Data
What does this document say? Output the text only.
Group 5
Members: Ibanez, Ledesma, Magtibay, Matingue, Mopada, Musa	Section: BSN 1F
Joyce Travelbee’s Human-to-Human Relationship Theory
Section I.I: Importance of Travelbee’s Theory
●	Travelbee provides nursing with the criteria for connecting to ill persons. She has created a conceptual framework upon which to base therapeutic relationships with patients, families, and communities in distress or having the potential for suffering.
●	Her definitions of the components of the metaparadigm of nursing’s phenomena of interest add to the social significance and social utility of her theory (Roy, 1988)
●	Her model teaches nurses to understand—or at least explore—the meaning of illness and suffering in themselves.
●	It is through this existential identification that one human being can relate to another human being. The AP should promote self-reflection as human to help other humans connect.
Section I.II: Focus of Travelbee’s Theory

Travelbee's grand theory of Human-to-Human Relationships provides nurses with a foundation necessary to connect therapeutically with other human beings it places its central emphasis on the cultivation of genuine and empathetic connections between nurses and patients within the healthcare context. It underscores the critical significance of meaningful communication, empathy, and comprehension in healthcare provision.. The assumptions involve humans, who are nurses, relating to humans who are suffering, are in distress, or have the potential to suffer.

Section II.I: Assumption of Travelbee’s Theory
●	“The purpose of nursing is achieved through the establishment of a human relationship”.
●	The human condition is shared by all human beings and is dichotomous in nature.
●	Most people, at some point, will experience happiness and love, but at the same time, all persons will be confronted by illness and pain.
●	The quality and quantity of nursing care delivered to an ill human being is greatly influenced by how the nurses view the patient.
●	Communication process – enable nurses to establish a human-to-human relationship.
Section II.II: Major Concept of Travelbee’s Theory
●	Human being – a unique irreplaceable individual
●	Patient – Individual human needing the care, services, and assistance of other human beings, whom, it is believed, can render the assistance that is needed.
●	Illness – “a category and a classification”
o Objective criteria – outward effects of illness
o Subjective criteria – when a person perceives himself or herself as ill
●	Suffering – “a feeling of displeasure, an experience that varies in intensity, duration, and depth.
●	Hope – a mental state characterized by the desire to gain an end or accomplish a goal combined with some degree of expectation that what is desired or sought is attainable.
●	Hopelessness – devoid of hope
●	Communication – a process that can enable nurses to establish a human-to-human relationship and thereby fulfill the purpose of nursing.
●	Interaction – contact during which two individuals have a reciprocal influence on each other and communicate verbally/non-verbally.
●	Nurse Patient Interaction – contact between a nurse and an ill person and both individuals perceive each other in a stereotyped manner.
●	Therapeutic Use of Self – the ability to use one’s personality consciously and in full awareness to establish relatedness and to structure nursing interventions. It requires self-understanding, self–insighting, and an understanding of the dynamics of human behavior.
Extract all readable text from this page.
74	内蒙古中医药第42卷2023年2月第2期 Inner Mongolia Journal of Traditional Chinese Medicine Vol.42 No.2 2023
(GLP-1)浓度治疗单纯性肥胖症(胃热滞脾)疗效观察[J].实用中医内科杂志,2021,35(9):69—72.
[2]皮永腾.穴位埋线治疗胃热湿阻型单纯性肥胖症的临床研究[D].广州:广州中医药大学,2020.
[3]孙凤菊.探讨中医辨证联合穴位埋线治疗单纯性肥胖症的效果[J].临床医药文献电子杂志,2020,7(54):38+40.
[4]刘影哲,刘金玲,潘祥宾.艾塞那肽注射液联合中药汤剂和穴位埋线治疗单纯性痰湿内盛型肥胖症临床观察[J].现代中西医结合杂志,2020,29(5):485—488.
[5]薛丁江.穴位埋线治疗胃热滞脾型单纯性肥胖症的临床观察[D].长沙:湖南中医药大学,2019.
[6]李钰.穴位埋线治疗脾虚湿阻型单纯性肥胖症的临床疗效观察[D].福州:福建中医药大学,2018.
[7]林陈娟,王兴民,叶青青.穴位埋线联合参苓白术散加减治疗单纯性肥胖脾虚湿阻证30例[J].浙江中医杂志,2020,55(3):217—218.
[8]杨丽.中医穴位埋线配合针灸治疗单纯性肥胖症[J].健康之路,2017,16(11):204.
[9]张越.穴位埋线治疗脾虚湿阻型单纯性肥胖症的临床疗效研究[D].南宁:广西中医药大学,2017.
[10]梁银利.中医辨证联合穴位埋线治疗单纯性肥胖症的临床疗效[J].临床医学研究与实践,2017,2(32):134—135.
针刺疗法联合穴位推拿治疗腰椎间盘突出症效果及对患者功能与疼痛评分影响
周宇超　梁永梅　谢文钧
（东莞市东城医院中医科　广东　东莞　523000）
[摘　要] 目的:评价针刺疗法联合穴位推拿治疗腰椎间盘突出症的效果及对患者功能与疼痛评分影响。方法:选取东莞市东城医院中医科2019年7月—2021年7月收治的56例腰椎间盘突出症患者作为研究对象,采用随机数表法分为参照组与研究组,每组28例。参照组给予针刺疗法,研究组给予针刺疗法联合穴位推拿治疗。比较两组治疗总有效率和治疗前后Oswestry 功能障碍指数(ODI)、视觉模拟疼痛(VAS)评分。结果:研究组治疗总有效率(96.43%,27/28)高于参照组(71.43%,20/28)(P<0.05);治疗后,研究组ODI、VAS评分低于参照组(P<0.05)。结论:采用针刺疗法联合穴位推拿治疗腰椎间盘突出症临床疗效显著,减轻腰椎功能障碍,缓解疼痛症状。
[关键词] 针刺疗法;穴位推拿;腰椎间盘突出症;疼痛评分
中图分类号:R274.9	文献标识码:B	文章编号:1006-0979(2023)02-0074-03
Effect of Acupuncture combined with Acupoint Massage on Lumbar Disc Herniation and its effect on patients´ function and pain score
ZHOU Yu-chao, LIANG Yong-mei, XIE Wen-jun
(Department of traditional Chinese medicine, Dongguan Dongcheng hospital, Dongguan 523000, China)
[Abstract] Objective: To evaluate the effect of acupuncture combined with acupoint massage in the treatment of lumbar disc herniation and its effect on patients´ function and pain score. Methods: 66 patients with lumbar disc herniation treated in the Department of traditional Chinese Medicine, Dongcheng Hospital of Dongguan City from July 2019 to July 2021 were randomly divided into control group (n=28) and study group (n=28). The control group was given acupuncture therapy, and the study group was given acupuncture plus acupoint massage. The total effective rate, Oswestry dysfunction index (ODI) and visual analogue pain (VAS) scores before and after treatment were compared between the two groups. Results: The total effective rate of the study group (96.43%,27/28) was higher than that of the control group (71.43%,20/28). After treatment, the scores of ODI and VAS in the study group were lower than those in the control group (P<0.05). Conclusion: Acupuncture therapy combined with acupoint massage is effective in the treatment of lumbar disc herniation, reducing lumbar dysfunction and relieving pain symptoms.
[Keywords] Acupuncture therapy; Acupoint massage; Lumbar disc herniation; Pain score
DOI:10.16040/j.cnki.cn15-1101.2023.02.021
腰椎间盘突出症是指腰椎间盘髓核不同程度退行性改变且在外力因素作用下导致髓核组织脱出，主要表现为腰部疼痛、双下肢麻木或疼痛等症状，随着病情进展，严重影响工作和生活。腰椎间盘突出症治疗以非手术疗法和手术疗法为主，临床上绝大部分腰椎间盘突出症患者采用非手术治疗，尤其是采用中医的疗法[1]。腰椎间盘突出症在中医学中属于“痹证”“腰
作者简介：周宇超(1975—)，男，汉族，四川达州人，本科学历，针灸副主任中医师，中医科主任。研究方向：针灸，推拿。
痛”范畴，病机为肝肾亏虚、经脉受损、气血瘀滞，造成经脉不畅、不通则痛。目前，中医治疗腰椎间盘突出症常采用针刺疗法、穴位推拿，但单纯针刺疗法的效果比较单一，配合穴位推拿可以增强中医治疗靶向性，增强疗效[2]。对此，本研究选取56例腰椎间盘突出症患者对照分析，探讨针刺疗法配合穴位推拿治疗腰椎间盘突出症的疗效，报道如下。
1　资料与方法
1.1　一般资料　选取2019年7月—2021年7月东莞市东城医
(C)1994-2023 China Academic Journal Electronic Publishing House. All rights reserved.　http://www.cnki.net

Exercise directions
Search the data above for "Chinese" and copy every line where it turns up.

Response to this exercise
74	内蒙古中医药第42卷2023年2月第2期 Inner Mongolia Journal of Traditional Chinese Medicine Vol.42 No.2 2023
(Department of traditional Chinese medicine, Dongguan Dongcheng hospital, Dongguan 523000, China)
[Abstract] Objective: To evaluate the effect of acupuncture combined with acupoint massage in the treatment of lumbar disc herniation and its effect on patients´ function and pain score. Methods: 66 patients with lumbar disc herniation treated in the Department of traditional Chinese Medicine, Dongcheng Hospital of Dongguan City from July 2019 to July 2021 were randomly divided into control group (n=28) and study group (n=28). The control group was given acupuncture therapy, and the study group was given acupuncture plus acupoint massage. The total effective rate, Oswestry dysfunction index (ODI) and visual analogue pain (VAS) scores before and after treatment were compared between the two groups. Results: The total effective rate of the study group (96.43%,27/28) was higher than that of the control group (71.43%,20/28). After treatment, the scores of ODI and VAS in the study group were lower than those in the control group (P<0.05). Conclusion: Acupuncture therapy combined with acupoint massage is effective in the treatment of lumbar disc herniation, reducing lumbar dysfunction and relieving pain symptoms.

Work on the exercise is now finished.